[Work to complete]:
Copy out every record below exactly as written, but leave out any pictures.

** start of Data supplied **

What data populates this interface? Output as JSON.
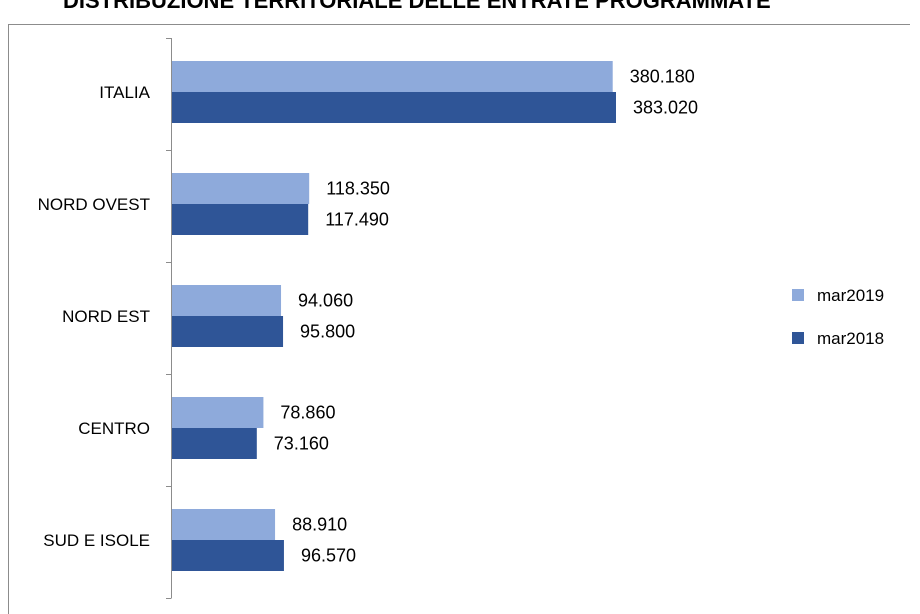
{
  "chart_data": {
    "type": "bar",
    "orientation": "horizontal",
    "title": "DISTRIBUZIONE TERRITORIALE DELLE ENTRATE PROGRAMMATE",
    "categories": [
      "ITALIA",
      "NORD OVEST",
      "NORD EST",
      "CENTRO",
      "SUD E ISOLE"
    ],
    "series": [
      {
        "name": "mar2019",
        "color": "#8eaadb",
        "values": [
          380180,
          118350,
          94060,
          78860,
          88910
        ],
        "labels": [
          "380.180",
          "118.350",
          "94.060",
          "78.860",
          "88.910"
        ]
      },
      {
        "name": "mar2018",
        "color": "#2f5597",
        "values": [
          383020,
          117490,
          95800,
          73160,
          96570
        ],
        "labels": [
          "383.020",
          "117.490",
          "95.800",
          "73.160",
          "96.570"
        ]
      }
    ],
    "xlim": [
      0,
      400000
    ],
    "grid": false,
    "x_axis_visible": false,
    "legend_position": "right"
  }
}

** end of Data supplied **

[Solution to this exercise]:
What data populates this interface? Output as JSON.
{
  "chart_data": {
    "type": "bar",
    "orientation": "horizontal",
    "title": "DISTRIBUZIONE TERRITORIALE DELLE ENTRATE PROGRAMMATE",
    "categories": [
      "ITALIA",
      "NORD OVEST",
      "NORD EST",
      "CENTRO",
      "SUD E ISOLE"
    ],
    "series": [
      {
        "name": "mar2019",
        "color": "#8eaadb",
        "values": [
          380180,
          118350,
          94060,
          78860,
          88910
        ],
        "labels": [
          "380.180",
          "118.350",
          "94.060",
          "78.860",
          "88.910"
        ]
      },
      {
        "name": "mar2018",
        "color": "#2f5597",
        "values": [
          383020,
          117490,
          95800,
          73160,
          96570
        ],
        "labels": [
          "383.020",
          "117.490",
          "95.800",
          "73.160",
          "96.570"
        ]
      }
    ],
    "xlim": [
      0,
      400000
    ],
    "grid": false,
    "x_axis_visible": false,
    "legend_position": "right"
  }
}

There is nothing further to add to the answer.